**Requirement**.
Pull out every line of the data that contains the word "Probability", treating uppercase and lowercase as different.

_ _ _ _

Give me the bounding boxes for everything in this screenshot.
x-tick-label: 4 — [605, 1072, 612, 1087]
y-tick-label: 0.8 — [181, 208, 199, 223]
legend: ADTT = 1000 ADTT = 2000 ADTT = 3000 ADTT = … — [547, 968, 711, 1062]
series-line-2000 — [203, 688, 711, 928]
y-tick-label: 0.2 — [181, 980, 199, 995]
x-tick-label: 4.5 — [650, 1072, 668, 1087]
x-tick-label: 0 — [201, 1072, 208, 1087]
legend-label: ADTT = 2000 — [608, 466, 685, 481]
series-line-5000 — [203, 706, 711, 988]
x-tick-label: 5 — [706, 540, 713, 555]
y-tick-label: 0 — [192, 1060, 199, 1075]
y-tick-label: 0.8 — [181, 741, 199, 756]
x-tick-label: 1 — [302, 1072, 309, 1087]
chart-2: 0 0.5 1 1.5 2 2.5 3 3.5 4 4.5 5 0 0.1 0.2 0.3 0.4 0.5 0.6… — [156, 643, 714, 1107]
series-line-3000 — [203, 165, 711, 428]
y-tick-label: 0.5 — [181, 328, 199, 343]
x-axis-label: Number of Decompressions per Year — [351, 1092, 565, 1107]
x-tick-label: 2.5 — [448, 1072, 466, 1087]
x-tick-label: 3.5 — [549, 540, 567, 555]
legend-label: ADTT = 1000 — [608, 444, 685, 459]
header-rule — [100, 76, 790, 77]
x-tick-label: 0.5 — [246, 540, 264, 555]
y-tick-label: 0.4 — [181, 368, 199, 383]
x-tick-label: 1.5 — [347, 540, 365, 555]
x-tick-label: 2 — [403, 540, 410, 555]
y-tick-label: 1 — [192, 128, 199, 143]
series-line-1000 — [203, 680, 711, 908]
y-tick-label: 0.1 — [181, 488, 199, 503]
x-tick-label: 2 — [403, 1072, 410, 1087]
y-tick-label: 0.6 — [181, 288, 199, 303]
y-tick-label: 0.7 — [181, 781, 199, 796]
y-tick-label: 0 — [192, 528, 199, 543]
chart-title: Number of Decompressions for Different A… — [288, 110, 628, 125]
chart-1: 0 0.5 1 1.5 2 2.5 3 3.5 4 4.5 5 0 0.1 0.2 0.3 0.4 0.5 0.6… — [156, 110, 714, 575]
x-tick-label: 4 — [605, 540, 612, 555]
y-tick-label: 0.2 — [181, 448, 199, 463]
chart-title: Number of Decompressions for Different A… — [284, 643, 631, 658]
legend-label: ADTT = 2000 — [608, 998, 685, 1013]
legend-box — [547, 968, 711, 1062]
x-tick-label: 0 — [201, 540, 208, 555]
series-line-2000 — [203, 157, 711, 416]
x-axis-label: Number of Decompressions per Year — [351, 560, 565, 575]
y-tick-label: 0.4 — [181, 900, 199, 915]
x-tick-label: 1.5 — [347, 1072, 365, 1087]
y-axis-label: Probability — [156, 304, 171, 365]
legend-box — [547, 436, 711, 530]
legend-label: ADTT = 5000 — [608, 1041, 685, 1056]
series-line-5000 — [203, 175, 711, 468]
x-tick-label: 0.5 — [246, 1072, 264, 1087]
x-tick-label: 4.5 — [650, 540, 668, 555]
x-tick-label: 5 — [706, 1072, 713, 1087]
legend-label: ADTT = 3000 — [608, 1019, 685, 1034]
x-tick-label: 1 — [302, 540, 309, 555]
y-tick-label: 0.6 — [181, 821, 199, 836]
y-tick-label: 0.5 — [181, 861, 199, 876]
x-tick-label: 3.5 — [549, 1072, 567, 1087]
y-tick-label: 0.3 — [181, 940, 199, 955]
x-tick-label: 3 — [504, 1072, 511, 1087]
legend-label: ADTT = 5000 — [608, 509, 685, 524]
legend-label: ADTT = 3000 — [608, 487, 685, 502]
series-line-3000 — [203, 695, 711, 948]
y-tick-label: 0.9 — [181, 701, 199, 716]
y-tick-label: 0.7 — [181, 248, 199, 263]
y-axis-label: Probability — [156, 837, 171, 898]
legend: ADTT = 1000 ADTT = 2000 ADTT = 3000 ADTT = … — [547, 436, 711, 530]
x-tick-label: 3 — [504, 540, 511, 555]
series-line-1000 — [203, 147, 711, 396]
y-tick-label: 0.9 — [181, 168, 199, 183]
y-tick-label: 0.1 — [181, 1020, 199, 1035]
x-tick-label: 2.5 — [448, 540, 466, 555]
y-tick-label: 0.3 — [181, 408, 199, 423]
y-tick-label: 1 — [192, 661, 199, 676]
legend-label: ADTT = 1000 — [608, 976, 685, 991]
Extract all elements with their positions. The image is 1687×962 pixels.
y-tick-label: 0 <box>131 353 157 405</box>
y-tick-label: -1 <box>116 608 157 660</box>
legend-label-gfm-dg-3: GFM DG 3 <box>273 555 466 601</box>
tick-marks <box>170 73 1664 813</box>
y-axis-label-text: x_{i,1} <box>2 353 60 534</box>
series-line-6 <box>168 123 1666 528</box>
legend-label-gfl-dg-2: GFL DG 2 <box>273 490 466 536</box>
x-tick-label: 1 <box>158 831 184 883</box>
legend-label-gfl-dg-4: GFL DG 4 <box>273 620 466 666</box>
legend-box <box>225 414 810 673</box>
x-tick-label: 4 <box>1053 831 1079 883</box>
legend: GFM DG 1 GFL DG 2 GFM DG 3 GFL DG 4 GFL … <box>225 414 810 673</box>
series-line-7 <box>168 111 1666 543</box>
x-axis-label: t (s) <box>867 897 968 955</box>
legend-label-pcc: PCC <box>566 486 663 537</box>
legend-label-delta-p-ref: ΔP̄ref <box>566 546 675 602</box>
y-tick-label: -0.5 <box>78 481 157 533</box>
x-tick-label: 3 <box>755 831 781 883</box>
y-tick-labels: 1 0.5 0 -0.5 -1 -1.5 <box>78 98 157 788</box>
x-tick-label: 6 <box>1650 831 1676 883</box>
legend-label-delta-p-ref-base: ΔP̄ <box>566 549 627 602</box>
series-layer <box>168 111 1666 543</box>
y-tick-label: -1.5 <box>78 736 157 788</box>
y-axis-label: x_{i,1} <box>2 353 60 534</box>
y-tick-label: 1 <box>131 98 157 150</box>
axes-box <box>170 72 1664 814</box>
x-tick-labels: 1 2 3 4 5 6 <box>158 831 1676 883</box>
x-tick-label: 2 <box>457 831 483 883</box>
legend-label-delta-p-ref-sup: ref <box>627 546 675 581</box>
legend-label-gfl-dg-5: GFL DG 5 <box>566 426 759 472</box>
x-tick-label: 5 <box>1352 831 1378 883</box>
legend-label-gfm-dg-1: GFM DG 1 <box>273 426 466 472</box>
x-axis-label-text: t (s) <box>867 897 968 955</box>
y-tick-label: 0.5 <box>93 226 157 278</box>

_ _ _ _

**Exercise answer**.
y-axis-label: Probability — [156, 304, 171, 365]
y-axis-label: Probability — [156, 837, 171, 898]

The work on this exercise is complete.